- **Stated problem**: Look through the listing below and give the number of lines that hold "gösteren". Say nothing more.

- **Provided entries**:

-*-

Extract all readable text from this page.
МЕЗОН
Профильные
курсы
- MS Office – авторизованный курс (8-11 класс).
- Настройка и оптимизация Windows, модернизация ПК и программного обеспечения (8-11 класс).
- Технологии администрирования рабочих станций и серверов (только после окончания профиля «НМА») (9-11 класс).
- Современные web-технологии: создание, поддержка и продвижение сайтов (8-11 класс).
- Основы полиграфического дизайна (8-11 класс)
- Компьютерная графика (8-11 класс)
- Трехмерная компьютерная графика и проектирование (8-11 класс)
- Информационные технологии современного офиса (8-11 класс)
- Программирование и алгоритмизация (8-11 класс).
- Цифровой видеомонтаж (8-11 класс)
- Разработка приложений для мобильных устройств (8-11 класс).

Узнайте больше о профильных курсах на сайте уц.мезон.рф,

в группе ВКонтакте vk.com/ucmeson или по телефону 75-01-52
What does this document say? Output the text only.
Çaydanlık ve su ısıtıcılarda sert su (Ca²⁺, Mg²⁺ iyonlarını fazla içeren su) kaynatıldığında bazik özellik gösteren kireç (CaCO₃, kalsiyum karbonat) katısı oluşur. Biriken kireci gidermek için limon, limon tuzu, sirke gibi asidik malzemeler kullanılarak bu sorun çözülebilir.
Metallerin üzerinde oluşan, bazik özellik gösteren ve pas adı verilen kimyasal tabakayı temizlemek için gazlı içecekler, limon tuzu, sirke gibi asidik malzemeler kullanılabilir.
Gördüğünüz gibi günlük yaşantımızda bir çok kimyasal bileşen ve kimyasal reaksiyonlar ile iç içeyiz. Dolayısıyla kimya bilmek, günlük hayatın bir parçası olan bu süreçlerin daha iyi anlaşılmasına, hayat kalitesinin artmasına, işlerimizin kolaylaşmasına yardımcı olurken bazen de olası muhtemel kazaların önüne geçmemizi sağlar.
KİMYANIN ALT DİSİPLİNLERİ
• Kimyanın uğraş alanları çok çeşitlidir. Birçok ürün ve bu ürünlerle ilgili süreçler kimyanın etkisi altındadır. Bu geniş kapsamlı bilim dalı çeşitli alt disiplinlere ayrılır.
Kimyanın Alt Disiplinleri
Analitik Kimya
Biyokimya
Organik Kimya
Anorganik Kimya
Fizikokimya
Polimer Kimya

-*-

- **Solution to the exercise**: 2